§ **EXERCISE TASK**
Transcribe the data that follows precisely, omitting nothing.

##### PROVIDED RECORDS

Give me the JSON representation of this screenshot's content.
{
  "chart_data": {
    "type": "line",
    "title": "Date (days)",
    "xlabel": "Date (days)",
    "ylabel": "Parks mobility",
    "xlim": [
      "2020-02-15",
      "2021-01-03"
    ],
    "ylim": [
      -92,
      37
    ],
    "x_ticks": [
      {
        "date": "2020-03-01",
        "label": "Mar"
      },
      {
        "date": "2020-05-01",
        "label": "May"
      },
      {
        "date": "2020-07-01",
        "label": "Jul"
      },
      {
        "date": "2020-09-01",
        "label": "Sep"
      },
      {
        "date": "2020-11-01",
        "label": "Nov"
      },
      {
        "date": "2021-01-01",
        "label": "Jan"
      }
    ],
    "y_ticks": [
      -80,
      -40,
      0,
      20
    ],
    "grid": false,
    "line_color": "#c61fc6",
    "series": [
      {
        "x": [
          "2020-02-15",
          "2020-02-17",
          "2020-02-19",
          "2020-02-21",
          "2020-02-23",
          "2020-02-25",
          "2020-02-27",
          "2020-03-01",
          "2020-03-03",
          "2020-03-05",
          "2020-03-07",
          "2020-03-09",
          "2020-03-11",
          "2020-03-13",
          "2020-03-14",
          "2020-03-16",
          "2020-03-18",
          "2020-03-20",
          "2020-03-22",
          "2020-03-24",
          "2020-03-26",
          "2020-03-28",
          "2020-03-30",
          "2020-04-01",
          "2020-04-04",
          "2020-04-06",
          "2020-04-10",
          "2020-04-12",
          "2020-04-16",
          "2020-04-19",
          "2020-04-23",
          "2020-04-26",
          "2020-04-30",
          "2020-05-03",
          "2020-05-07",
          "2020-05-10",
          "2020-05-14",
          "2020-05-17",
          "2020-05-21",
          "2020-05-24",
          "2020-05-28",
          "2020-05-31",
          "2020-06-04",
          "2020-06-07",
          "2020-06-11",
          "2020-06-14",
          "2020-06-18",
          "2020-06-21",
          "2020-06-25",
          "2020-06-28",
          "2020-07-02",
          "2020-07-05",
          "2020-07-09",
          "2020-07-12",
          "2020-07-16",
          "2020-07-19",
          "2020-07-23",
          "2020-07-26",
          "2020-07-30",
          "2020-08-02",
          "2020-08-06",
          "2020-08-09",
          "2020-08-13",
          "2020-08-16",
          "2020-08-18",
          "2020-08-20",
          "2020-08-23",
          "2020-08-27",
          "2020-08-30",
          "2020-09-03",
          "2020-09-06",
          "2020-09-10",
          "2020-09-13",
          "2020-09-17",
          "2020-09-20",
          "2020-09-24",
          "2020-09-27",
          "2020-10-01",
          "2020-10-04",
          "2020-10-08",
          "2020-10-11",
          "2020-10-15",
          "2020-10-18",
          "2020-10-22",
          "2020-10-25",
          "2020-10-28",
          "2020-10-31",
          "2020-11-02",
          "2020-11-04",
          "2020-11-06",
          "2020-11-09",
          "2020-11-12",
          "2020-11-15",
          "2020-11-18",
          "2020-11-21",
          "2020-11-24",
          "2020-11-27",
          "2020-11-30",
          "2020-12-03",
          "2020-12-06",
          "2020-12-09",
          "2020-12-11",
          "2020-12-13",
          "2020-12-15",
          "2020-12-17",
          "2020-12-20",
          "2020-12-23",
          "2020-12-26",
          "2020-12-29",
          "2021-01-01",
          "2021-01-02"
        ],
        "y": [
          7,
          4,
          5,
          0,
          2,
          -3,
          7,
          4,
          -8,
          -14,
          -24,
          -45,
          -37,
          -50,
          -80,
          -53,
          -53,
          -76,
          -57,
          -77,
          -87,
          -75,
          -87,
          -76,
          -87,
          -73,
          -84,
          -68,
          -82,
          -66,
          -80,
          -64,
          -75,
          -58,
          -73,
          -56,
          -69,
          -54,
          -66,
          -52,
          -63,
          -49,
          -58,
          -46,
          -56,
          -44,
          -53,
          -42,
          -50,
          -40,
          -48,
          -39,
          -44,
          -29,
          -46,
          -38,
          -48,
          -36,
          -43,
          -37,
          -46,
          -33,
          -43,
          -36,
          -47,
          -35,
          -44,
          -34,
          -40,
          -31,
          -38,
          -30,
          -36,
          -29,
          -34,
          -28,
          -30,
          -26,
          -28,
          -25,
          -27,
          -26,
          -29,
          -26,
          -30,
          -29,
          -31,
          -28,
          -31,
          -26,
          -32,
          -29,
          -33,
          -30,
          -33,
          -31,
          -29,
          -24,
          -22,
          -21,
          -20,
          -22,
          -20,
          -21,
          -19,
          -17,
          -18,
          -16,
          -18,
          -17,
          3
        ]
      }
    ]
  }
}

##########

§ **RIGHT ANSWER**
Give me the JSON representation of this screenshot's content.
{
  "chart_data": {
    "type": "line",
    "title": "Date (days)",
    "xlabel": "Date (days)",
    "ylabel": "Parks mobility",
    "xlim": [
      "2020-02-15",
      "2021-01-03"
    ],
    "ylim": [
      -92,
      37
    ],
    "x_ticks": [
      {
        "date": "2020-03-01",
        "label": "Mar"
      },
      {
        "date": "2020-05-01",
        "label": "May"
      },
      {
        "date": "2020-07-01",
        "label": "Jul"
      },
      {
        "date": "2020-09-01",
        "label": "Sep"
      },
      {
        "date": "2020-11-01",
        "label": "Nov"
      },
      {
        "date": "2021-01-01",
        "label": "Jan"
      }
    ],
    "y_ticks": [
      -80,
      -40,
      0,
      20
    ],
    "grid": false,
    "line_color": "#c61fc6",
    "series": [
      {
        "x": [
          "2020-02-15",
          "2020-02-17",
          "2020-02-19",
          "2020-02-21",
          "2020-02-23",
          "2020-02-25",
          "2020-02-27",
          "2020-03-01",
          "2020-03-03",
          "2020-03-05",
          "2020-03-07",
          "2020-03-09",
          "2020-03-11",
          "2020-03-13",
          "2020-03-14",
          "2020-03-16",
          "2020-03-18",
          "2020-03-20",
          "2020-03-22",
          "2020-03-24",
          "2020-03-26",
          "2020-03-28",
          "2020-03-30",
          "2020-04-01",
          "2020-04-04",
          "2020-04-06",
          "2020-04-10",
          "2020-04-12",
          "2020-04-16",
          "2020-04-19",
          "2020-04-23",
          "2020-04-26",
          "2020-04-30",
          "2020-05-03",
          "2020-05-07",
          "2020-05-10",
          "2020-05-14",
          "2020-05-17",
          "2020-05-21",
          "2020-05-24",
          "2020-05-28",
          "2020-05-31",
          "2020-06-04",
          "2020-06-07",
          "2020-06-11",
          "2020-06-14",
          "2020-06-18",
          "2020-06-21",
          "2020-06-25",
          "2020-06-28",
          "2020-07-02",
          "2020-07-05",
          "2020-07-09",
          "2020-07-12",
          "2020-07-16",
          "2020-07-19",
          "2020-07-23",
          "2020-07-26",
          "2020-07-30",
          "2020-08-02",
          "2020-08-06",
          "2020-08-09",
          "2020-08-13",
          "2020-08-16",
          "2020-08-18",
          "2020-08-20",
          "2020-08-23",
          "2020-08-27",
          "2020-08-30",
          "2020-09-03",
          "2020-09-06",
          "2020-09-10",
          "2020-09-13",
          "2020-09-17",
          "2020-09-20",
          "2020-09-24",
          "2020-09-27",
          "2020-10-01",
          "2020-10-04",
          "2020-10-08",
          "2020-10-11",
          "2020-10-15",
          "2020-10-18",
          "2020-10-22",
          "2020-10-25",
          "2020-10-28",
          "2020-10-31",
          "2020-11-02",
          "2020-11-04",
          "2020-11-06",
          "2020-11-09",
          "2020-11-12",
          "2020-11-15",
          "2020-11-18",
          "2020-11-21",
          "2020-11-24",
          "2020-11-27",
          "2020-11-30",
          "2020-12-03",
          "2020-12-06",
          "2020-12-09",
          "2020-12-11",
          "2020-12-13",
          "2020-12-15",
          "2020-12-17",
          "2020-12-20",
          "2020-12-23",
          "2020-12-26",
          "2020-12-29",
          "2021-01-01",
          "2021-01-02"
        ],
        "y": [
          7,
          4,
          5,
          0,
          2,
          -3,
          7,
          4,
          -8,
          -14,
          -24,
          -45,
          -37,
          -50,
          -80,
          -53,
          -53,
          -76,
          -57,
          -77,
          -87,
          -75,
          -87,
          -76,
          -87,
          -73,
          -84,
          -68,
          -82,
          -66,
          -80,
          -64,
          -75,
          -58,
          -73,
          -56,
          -69,
          -54,
          -66,
          -52,
          -63,
          -49,
          -58,
          -46,
          -56,
          -44,
          -53,
          -42,
          -50,
          -40,
          -48,
          -39,
          -44,
          -29,
          -46,
          -38,
          -48,
          -36,
          -43,
          -37,
          -46,
          -33,
          -43,
          -36,
          -47,
          -35,
          -44,
          -34,
          -40,
          -31,
          -38,
          -30,
          -36,
          -29,
          -34,
          -28,
          -30,
          -26,
          -28,
          -25,
          -27,
          -26,
          -29,
          -26,
          -30,
          -29,
          -31,
          -28,
          -31,
          -26,
          -32,
          -29,
          -33,
          -30,
          -33,
          -31,
          -29,
          -24,
          -22,
          -21,
          -20,
          -22,
          -20,
          -21,
          -19,
          -17,
          -18,
          -16,
          -18,
          -17,
          3
        ]
      }
    ]
  }
}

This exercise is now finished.